[Data excerpts]
— BEGIN —

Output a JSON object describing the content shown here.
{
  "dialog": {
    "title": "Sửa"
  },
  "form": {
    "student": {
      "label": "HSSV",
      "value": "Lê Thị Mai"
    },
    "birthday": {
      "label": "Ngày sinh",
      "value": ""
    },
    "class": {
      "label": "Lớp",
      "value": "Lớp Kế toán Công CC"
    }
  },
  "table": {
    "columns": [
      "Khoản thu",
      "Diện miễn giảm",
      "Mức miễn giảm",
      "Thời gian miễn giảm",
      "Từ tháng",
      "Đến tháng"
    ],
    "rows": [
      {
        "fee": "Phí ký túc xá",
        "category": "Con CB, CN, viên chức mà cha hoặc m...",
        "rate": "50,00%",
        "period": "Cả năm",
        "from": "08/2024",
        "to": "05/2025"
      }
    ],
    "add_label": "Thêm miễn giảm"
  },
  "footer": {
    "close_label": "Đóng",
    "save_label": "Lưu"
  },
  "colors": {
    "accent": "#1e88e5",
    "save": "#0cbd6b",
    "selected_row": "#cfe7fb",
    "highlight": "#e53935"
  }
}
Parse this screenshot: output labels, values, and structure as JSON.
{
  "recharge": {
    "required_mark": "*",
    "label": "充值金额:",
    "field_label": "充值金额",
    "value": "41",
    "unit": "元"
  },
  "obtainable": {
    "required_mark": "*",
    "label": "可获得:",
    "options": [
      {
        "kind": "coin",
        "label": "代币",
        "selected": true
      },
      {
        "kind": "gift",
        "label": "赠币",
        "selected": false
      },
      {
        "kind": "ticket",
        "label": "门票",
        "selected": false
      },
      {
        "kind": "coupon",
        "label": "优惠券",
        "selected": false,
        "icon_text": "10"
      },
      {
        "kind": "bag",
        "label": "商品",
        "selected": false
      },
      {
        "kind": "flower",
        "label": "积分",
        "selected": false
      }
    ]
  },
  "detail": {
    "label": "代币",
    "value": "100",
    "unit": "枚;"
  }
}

— END —

• _What needs to be done_
Copy every line of the material, please, keeping it exactly the same.

• _Result of the task_
Output a JSON object describing the content shown here.
{
  "dialog": {
    "title": "Sửa"
  },
  "form": {
    "student": {
      "label": "HSSV",
      "value": "Lê Thị Mai"
    },
    "birthday": {
      "label": "Ngày sinh",
      "value": ""
    },
    "class": {
      "label": "Lớp",
      "value": "Lớp Kế toán Công CC"
    }
  },
  "table": {
    "columns": [
      "Khoản thu",
      "Diện miễn giảm",
      "Mức miễn giảm",
      "Thời gian miễn giảm",
      "Từ tháng",
      "Đến tháng"
    ],
    "rows": [
      {
        "fee": "Phí ký túc xá",
        "category": "Con CB, CN, viên chức mà cha hoặc m...",
        "rate": "50,00%",
        "period": "Cả năm",
        "from": "08/2024",
        "to": "05/2025"
      }
    ],
    "add_label": "Thêm miễn giảm"
  },
  "footer": {
    "close_label": "Đóng",
    "save_label": "Lưu"
  },
  "colors": {
    "accent": "#1e88e5",
    "save": "#0cbd6b",
    "selected_row": "#cfe7fb",
    "highlight": "#e53935"
  }
}
Parse this screenshot: output labels, values, and structure as JSON.
{
  "recharge": {
    "required_mark": "*",
    "label": "充值金额:",
    "field_label": "充值金额",
    "value": "41",
    "unit": "元"
  },
  "obtainable": {
    "required_mark": "*",
    "label": "可获得:",
    "options": [
      {
        "kind": "coin",
        "label": "代币",
        "selected": true
      },
      {
        "kind": "gift",
        "label": "赠币",
        "selected": false
      },
      {
        "kind": "ticket",
        "label": "门票",
        "selected": false
      },
      {
        "kind": "coupon",
        "label": "优惠券",
        "selected": false,
        "icon_text": "10"
      },
      {
        "kind": "bag",
        "label": "商品",
        "selected": false
      },
      {
        "kind": "flower",
        "label": "积分",
        "selected": false
      }
    ]
  },
  "detail": {
    "label": "代币",
    "value": "100",
    "unit": "枚;"
  }
}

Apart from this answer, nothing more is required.